Extract, from the records beneath this instruction, each line that contains the word "orqali".

═════ Data excerpts ═════

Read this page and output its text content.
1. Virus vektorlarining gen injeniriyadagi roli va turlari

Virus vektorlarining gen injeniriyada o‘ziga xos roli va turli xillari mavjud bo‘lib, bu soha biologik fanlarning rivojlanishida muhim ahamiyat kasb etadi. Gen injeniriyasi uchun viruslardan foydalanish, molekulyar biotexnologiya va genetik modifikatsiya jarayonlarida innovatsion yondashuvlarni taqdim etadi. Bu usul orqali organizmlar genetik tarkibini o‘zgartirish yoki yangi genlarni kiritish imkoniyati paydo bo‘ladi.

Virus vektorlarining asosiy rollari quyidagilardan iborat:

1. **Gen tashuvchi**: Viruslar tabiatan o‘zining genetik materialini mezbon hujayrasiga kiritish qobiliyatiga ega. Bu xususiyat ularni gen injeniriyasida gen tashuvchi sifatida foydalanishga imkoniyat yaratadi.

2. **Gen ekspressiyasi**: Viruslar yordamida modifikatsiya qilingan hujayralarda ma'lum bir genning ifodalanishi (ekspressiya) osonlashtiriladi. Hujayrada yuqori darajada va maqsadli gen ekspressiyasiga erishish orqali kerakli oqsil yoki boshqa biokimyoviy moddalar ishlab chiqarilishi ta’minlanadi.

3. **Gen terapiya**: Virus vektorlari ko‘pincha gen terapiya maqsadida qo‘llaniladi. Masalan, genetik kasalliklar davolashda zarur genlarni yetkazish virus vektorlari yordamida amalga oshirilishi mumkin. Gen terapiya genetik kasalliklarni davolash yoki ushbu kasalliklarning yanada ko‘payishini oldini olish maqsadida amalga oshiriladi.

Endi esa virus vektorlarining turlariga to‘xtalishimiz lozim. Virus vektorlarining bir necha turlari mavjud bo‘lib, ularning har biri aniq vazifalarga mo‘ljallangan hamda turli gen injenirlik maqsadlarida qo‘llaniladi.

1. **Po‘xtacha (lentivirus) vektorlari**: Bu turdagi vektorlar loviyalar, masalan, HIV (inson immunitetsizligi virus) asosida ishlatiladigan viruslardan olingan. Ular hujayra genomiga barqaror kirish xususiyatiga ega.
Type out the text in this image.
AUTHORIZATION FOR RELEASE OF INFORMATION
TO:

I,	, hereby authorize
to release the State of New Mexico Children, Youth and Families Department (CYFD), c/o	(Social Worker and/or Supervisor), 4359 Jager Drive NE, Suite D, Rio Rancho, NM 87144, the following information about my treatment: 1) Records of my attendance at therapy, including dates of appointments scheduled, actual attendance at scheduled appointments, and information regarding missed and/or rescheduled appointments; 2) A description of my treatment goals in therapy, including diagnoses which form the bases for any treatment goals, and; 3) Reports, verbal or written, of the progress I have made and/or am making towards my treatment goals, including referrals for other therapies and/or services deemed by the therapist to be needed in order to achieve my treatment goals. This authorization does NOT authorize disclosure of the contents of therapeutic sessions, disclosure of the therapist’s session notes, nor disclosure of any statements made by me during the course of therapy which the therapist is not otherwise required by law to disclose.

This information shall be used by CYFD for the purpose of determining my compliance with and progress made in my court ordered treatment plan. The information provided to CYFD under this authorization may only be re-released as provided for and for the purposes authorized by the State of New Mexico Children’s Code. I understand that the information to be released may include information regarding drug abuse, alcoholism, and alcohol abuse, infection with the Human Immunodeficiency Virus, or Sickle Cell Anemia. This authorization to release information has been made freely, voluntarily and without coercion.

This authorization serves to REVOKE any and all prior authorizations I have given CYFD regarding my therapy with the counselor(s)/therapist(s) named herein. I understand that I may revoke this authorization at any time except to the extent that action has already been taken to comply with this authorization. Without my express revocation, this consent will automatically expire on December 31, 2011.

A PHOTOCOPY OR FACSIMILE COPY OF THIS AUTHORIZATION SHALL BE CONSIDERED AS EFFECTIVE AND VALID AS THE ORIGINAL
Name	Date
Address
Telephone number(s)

═════

Answer to this task ->
Virus vektorlarining gen injeniriyada o‘ziga xos roli va turli xillari mavjud bo‘lib, bu soha biologik fanlarning rivojlanishida muhim ahamiyat kasb etadi. Gen injeniriyasi uchun viruslardan foydalanish, molekulyar biotexnologiya va genetik modifikatsiya jarayonlarida innovatsion yondashuvlarni taqdim etadi. Bu usul orqali organizmlar genetik tarkibini o‘zgartirish yoki yangi genlarni kiritish imkoniyati paydo bo‘ladi.
2. **Gen ekspressiyasi**: Viruslar yordamida modifikatsiya qilingan hujayralarda ma'lum bir genning ifodalanishi (ekspressiya) osonlashtiriladi. Hujayrada yuqori darajada va maqsadli gen ekspressiyasiga erishish orqali kerakli oqsil yoki boshqa biokimyoviy moddalar ishlab chiqarilishi ta’minlanadi.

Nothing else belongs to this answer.